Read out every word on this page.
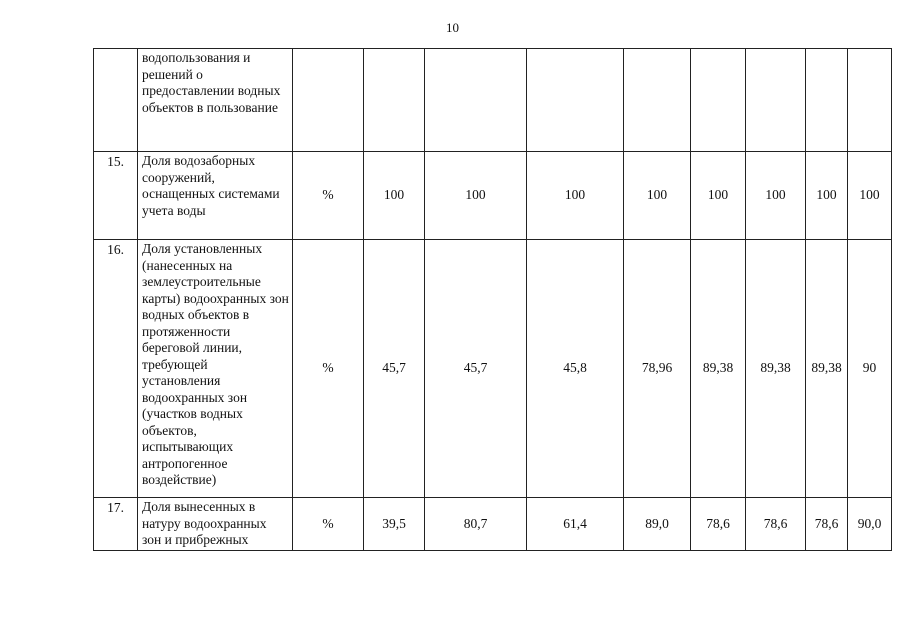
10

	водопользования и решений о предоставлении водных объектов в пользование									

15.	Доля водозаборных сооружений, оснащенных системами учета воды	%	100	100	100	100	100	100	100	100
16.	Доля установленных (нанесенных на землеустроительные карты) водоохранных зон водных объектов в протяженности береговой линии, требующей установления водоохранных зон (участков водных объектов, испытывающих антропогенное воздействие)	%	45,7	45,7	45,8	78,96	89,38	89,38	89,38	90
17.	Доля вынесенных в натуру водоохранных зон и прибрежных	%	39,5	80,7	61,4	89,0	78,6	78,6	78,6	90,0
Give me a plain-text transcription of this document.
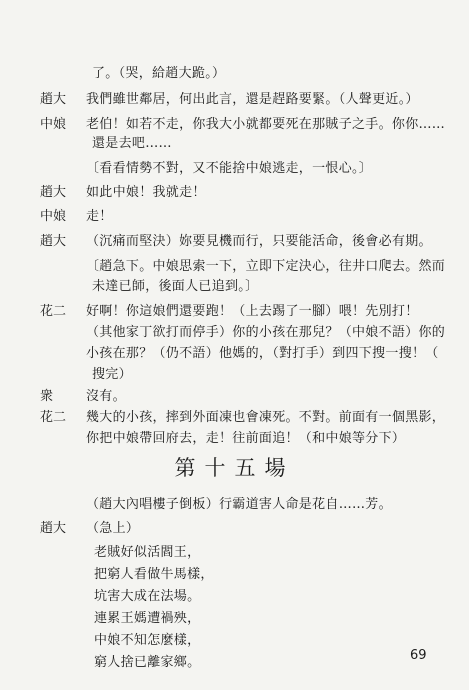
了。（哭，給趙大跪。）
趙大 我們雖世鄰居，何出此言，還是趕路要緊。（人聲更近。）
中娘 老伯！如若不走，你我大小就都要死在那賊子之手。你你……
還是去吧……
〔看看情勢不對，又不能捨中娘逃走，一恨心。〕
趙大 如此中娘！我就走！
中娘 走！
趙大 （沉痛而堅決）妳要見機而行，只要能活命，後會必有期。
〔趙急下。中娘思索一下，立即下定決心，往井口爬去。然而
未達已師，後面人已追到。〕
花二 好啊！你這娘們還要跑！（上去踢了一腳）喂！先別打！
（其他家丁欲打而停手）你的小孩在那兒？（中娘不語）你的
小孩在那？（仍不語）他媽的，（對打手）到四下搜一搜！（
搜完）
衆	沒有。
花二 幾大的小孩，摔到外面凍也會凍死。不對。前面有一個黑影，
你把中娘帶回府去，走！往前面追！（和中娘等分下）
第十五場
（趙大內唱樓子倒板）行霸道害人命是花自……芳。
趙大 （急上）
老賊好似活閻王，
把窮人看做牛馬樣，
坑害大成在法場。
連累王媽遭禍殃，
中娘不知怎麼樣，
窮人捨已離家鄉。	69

..........

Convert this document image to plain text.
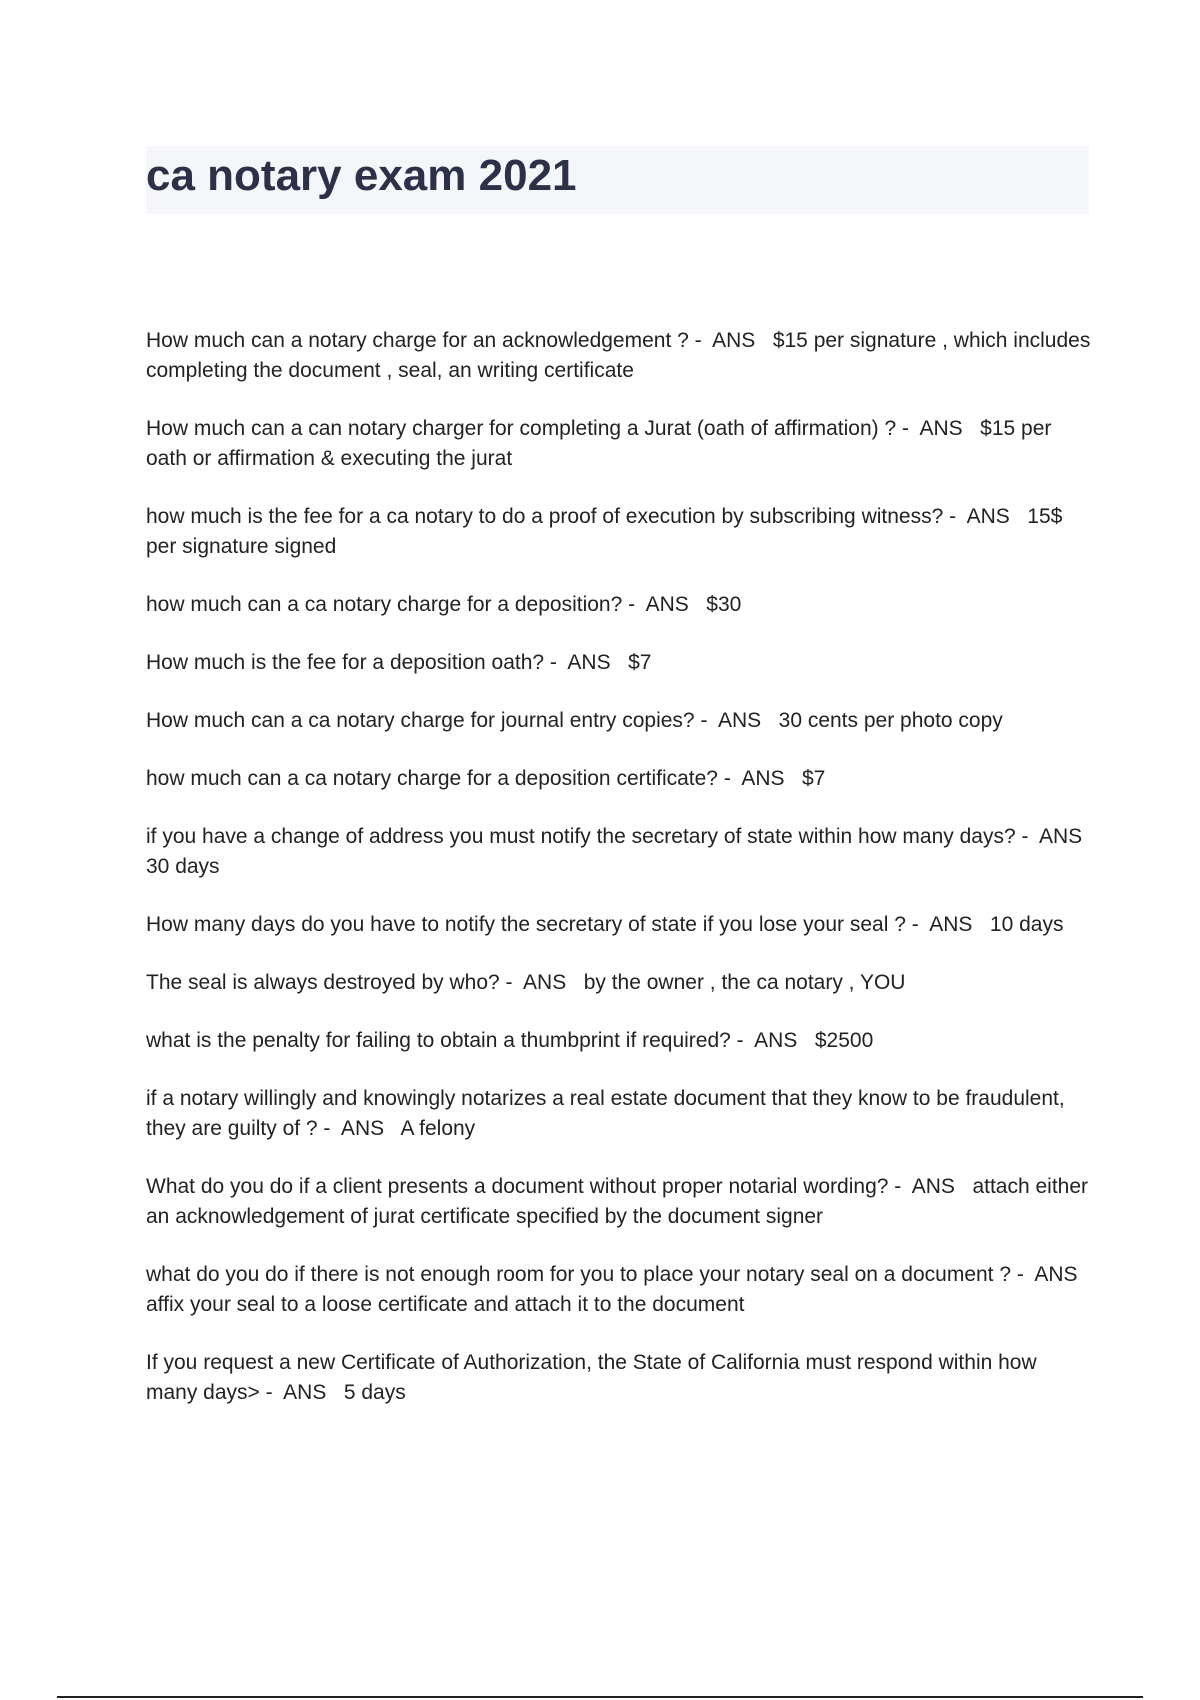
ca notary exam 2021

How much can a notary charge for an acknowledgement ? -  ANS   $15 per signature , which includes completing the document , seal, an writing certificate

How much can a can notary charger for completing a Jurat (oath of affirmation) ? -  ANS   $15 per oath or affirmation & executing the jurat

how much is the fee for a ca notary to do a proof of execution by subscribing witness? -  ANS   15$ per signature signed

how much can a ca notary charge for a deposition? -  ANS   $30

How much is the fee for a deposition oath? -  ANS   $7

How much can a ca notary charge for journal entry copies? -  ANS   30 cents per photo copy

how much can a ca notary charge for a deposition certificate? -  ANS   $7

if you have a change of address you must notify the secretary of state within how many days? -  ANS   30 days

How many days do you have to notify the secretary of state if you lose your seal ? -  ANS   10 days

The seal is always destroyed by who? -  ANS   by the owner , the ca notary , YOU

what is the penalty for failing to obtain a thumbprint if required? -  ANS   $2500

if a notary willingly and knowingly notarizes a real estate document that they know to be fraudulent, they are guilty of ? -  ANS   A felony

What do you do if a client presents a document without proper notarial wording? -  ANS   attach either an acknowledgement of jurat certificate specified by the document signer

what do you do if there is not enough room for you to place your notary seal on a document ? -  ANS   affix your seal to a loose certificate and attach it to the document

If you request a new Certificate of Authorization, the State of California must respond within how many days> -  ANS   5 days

..........

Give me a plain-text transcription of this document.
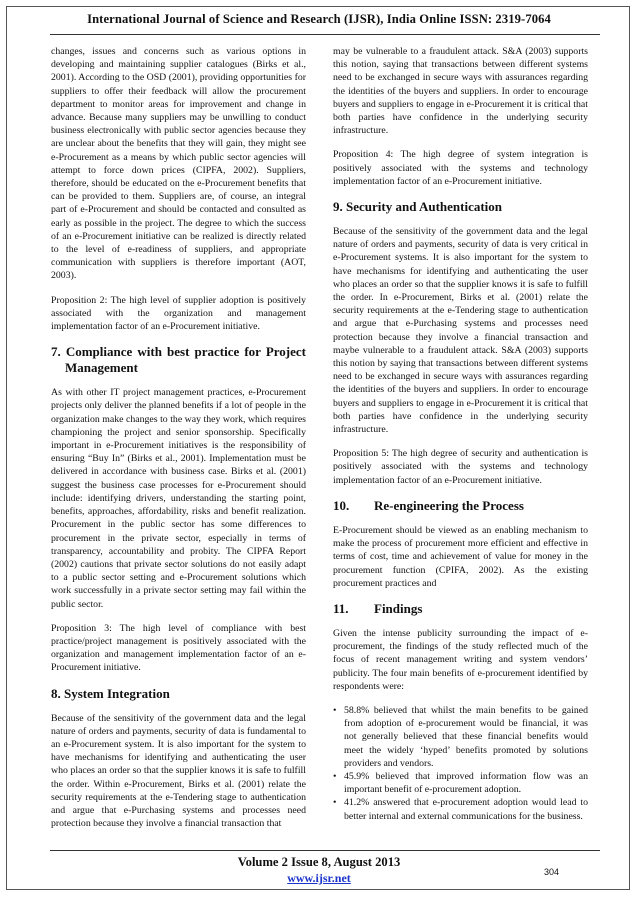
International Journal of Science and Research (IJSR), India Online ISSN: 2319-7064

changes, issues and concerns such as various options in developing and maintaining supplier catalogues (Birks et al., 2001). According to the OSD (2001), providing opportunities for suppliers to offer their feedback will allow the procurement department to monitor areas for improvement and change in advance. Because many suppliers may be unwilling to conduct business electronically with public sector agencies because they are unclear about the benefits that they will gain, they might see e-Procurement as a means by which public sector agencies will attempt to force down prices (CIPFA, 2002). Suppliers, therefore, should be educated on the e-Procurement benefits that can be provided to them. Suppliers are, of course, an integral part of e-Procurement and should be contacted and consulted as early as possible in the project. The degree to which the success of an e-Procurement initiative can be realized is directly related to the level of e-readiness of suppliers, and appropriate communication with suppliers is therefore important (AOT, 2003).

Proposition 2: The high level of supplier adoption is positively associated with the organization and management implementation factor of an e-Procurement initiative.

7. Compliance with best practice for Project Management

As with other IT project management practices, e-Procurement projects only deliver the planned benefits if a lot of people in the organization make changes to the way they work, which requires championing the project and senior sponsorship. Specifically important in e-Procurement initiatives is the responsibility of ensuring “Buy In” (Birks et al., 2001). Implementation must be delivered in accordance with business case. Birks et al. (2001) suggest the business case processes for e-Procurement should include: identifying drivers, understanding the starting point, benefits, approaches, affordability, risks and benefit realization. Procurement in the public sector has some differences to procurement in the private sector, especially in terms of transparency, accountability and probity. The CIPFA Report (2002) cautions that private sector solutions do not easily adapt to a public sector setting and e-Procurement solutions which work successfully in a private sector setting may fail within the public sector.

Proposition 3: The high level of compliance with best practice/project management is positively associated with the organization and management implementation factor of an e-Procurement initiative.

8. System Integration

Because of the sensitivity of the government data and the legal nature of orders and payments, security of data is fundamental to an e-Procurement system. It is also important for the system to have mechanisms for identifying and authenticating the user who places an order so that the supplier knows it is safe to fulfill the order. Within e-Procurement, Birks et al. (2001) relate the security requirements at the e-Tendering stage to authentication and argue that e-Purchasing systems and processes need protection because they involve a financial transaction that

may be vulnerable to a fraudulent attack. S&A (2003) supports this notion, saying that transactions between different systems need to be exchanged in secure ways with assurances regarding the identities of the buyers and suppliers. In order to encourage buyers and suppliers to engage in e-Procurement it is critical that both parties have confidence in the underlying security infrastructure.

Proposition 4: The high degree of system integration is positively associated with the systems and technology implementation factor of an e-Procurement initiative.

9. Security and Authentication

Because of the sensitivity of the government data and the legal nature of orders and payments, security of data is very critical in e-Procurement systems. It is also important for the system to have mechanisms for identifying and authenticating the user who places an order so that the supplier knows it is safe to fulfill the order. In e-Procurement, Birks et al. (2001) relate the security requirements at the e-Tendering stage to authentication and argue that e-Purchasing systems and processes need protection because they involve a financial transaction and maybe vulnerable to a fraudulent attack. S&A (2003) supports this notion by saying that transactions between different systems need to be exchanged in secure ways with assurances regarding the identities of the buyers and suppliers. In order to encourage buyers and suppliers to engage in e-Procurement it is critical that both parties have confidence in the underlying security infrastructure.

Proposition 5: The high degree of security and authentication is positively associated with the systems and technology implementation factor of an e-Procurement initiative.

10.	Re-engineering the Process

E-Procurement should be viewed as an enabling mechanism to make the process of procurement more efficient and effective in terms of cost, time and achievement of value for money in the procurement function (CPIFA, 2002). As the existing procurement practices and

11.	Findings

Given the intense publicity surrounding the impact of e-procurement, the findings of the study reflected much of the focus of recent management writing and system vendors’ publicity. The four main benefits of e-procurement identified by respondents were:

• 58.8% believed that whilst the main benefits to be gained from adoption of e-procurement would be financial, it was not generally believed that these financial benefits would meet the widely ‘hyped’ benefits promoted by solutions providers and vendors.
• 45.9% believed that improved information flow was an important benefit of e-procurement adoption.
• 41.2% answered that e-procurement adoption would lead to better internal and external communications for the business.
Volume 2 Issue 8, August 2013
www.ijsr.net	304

..........

*Set task*: Note each line of the entries that has "secretary" in it, and copy those lines.

*Final result*:
if you have a change of address you must notify the secretary of state within how many days? -  ANS   30 days
How many days do you have to notify the secretary of state if you lose your seal ? -  ANS   10 days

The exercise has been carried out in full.